== Exercise task ==
Each entry must appear again exactly as it does in the source.
* Begin Entries provided *
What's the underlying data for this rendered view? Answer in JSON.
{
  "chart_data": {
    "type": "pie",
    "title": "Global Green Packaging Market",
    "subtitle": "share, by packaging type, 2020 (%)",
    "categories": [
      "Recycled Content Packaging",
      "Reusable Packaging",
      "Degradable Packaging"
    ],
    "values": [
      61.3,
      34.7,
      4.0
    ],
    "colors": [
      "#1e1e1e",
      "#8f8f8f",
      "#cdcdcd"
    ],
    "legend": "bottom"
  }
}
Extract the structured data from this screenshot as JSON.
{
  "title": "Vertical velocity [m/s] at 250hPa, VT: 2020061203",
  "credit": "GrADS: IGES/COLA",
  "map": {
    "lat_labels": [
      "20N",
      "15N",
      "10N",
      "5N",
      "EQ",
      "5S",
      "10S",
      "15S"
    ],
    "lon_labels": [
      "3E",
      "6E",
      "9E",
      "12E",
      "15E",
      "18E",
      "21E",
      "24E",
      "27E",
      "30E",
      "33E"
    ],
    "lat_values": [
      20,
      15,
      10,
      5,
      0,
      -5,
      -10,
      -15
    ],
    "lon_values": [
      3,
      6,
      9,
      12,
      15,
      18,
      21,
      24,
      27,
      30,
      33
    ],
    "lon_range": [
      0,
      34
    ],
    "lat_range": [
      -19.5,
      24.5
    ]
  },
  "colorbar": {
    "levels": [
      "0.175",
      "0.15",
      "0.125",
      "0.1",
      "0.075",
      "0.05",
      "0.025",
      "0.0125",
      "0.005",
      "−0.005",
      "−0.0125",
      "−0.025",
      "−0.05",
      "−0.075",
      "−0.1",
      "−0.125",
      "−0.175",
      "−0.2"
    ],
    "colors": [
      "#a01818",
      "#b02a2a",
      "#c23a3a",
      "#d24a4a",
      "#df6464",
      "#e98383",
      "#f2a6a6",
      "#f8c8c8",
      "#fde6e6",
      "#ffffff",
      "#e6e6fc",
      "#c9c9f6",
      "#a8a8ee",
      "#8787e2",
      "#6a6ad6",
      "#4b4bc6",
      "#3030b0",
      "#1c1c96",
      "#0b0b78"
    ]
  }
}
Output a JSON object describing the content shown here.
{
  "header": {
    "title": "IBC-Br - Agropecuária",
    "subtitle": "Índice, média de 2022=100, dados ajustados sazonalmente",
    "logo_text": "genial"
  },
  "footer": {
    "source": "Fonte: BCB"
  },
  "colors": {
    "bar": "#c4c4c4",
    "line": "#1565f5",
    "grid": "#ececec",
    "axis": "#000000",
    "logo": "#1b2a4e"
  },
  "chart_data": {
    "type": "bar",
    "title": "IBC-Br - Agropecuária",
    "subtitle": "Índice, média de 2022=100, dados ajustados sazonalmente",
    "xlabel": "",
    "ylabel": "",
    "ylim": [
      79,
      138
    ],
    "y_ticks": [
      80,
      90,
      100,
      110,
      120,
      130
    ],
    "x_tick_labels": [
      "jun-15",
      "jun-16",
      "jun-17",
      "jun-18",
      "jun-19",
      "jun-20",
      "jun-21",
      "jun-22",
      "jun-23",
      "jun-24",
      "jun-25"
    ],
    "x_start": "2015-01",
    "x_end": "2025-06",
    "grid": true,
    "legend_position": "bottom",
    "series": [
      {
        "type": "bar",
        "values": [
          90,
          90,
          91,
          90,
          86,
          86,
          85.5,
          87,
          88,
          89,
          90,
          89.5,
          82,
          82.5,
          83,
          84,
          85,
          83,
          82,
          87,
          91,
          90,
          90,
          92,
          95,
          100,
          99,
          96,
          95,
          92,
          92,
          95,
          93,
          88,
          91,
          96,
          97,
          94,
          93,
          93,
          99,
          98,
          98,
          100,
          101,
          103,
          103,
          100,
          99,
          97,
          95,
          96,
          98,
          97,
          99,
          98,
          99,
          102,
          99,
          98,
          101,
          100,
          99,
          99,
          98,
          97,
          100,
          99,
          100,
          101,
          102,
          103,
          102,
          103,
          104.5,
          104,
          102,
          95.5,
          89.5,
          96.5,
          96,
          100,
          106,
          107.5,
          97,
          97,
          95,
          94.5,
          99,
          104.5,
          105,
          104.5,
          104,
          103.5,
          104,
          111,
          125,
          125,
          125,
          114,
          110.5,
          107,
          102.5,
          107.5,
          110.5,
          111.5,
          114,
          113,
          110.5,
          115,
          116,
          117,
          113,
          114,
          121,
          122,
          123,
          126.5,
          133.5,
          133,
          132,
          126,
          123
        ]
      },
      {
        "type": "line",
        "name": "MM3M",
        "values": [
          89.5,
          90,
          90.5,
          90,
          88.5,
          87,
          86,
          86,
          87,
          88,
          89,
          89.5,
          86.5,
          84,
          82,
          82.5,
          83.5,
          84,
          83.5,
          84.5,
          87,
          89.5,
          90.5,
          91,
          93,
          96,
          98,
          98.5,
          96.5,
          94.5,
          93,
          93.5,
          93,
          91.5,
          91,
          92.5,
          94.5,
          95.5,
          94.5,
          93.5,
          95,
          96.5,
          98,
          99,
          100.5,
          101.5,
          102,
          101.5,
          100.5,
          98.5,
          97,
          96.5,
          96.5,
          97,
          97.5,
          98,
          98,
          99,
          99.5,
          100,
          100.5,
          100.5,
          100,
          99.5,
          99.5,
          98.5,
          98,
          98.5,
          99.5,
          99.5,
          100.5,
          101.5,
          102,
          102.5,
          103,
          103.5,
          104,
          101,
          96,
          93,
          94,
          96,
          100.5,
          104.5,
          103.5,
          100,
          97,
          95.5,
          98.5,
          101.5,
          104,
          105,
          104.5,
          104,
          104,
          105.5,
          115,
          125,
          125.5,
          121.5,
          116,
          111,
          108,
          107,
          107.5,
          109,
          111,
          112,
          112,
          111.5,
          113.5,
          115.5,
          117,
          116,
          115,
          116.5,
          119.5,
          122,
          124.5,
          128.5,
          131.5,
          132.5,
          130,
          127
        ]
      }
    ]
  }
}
* End Entries provided *
== Solved problem ==
What's the underlying data for this rendered view? Answer in JSON.
{
  "chart_data": {
    "type": "pie",
    "title": "Global Green Packaging Market",
    "subtitle": "share, by packaging type, 2020 (%)",
    "categories": [
      "Recycled Content Packaging",
      "Reusable Packaging",
      "Degradable Packaging"
    ],
    "values": [
      61.3,
      34.7,
      4.0
    ],
    "colors": [
      "#1e1e1e",
      "#8f8f8f",
      "#cdcdcd"
    ],
    "legend": "bottom"
  }
}
Extract the structured data from this screenshot as JSON.
{
  "title": "Vertical velocity [m/s] at 250hPa, VT: 2020061203",
  "credit": "GrADS: IGES/COLA",
  "map": {
    "lat_labels": [
      "20N",
      "15N",
      "10N",
      "5N",
      "EQ",
      "5S",
      "10S",
      "15S"
    ],
    "lon_labels": [
      "3E",
      "6E",
      "9E",
      "12E",
      "15E",
      "18E",
      "21E",
      "24E",
      "27E",
      "30E",
      "33E"
    ],
    "lat_values": [
      20,
      15,
      10,
      5,
      0,
      -5,
      -10,
      -15
    ],
    "lon_values": [
      3,
      6,
      9,
      12,
      15,
      18,
      21,
      24,
      27,
      30,
      33
    ],
    "lon_range": [
      0,
      34
    ],
    "lat_range": [
      -19.5,
      24.5
    ]
  },
  "colorbar": {
    "levels": [
      "0.175",
      "0.15",
      "0.125",
      "0.1",
      "0.075",
      "0.05",
      "0.025",
      "0.0125",
      "0.005",
      "−0.005",
      "−0.0125",
      "−0.025",
      "−0.05",
      "−0.075",
      "−0.1",
      "−0.125",
      "−0.175",
      "−0.2"
    ],
    "colors": [
      "#a01818",
      "#b02a2a",
      "#c23a3a",
      "#d24a4a",
      "#df6464",
      "#e98383",
      "#f2a6a6",
      "#f8c8c8",
      "#fde6e6",
      "#ffffff",
      "#e6e6fc",
      "#c9c9f6",
      "#a8a8ee",
      "#8787e2",
      "#6a6ad6",
      "#4b4bc6",
      "#3030b0",
      "#1c1c96",
      "#0b0b78"
    ]
  }
}
Output a JSON object describing the content shown here.
{
  "header": {
    "title": "IBC-Br - Agropecuária",
    "subtitle": "Índice, média de 2022=100, dados ajustados sazonalmente",
    "logo_text": "genial"
  },
  "footer": {
    "source": "Fonte: BCB"
  },
  "colors": {
    "bar": "#c4c4c4",
    "line": "#1565f5",
    "grid": "#ececec",
    "axis": "#000000",
    "logo": "#1b2a4e"
  },
  "chart_data": {
    "type": "bar",
    "title": "IBC-Br - Agropecuária",
    "subtitle": "Índice, média de 2022=100, dados ajustados sazonalmente",
    "xlabel": "",
    "ylabel": "",
    "ylim": [
      79,
      138
    ],
    "y_ticks": [
      80,
      90,
      100,
      110,
      120,
      130
    ],
    "x_tick_labels": [
      "jun-15",
      "jun-16",
      "jun-17",
      "jun-18",
      "jun-19",
      "jun-20",
      "jun-21",
      "jun-22",
      "jun-23",
      "jun-24",
      "jun-25"
    ],
    "x_start": "2015-01",
    "x_end": "2025-06",
    "grid": true,
    "legend_position": "bottom",
    "series": [
      {
        "type": "bar",
        "values": [
          90,
          90,
          91,
          90,
          86,
          86,
          85.5,
          87,
          88,
          89,
          90,
          89.5,
          82,
          82.5,
          83,
          84,
          85,
          83,
          82,
          87,
          91,
          90,
          90,
          92,
          95,
          100,
          99,
          96,
          95,
          92,
          92,
          95,
          93,
          88,
          91,
          96,
          97,
          94,
          93,
          93,
          99,
          98,
          98,
          100,
          101,
          103,
          103,
          100,
          99,
          97,
          95,
          96,
          98,
          97,
          99,
          98,
          99,
          102,
          99,
          98,
          101,
          100,
          99,
          99,
          98,
          97,
          100,
          99,
          100,
          101,
          102,
          103,
          102,
          103,
          104.5,
          104,
          102,
          95.5,
          89.5,
          96.5,
          96,
          100,
          106,
          107.5,
          97,
          97,
          95,
          94.5,
          99,
          104.5,
          105,
          104.5,
          104,
          103.5,
          104,
          111,
          125,
          125,
          125,
          114,
          110.5,
          107,
          102.5,
          107.5,
          110.5,
          111.5,
          114,
          113,
          110.5,
          115,
          116,
          117,
          113,
          114,
          121,
          122,
          123,
          126.5,
          133.5,
          133,
          132,
          126,
          123
        ]
      },
      {
        "type": "line",
        "name": "MM3M",
        "values": [
          89.5,
          90,
          90.5,
          90,
          88.5,
          87,
          86,
          86,
          87,
          88,
          89,
          89.5,
          86.5,
          84,
          82,
          82.5,
          83.5,
          84,
          83.5,
          84.5,
          87,
          89.5,
          90.5,
          91,
          93,
          96,
          98,
          98.5,
          96.5,
          94.5,
          93,
          93.5,
          93,
          91.5,
          91,
          92.5,
          94.5,
          95.5,
          94.5,
          93.5,
          95,
          96.5,
          98,
          99,
          100.5,
          101.5,
          102,
          101.5,
          100.5,
          98.5,
          97,
          96.5,
          96.5,
          97,
          97.5,
          98,
          98,
          99,
          99.5,
          100,
          100.5,
          100.5,
          100,
          99.5,
          99.5,
          98.5,
          98,
          98.5,
          99.5,
          99.5,
          100.5,
          101.5,
          102,
          102.5,
          103,
          103.5,
          104,
          101,
          96,
          93,
          94,
          96,
          100.5,
          104.5,
          103.5,
          100,
          97,
          95.5,
          98.5,
          101.5,
          104,
          105,
          104.5,
          104,
          104,
          105.5,
          115,
          125,
          125.5,
          121.5,
          116,
          111,
          108,
          107,
          107.5,
          109,
          111,
          112,
          112,
          111.5,
          113.5,
          115.5,
          117,
          116,
          115,
          116.5,
          119.5,
          122,
          124.5,
          128.5,
          131.5,
          132.5,
          130,
          127
        ]
      }
    ]
  }
}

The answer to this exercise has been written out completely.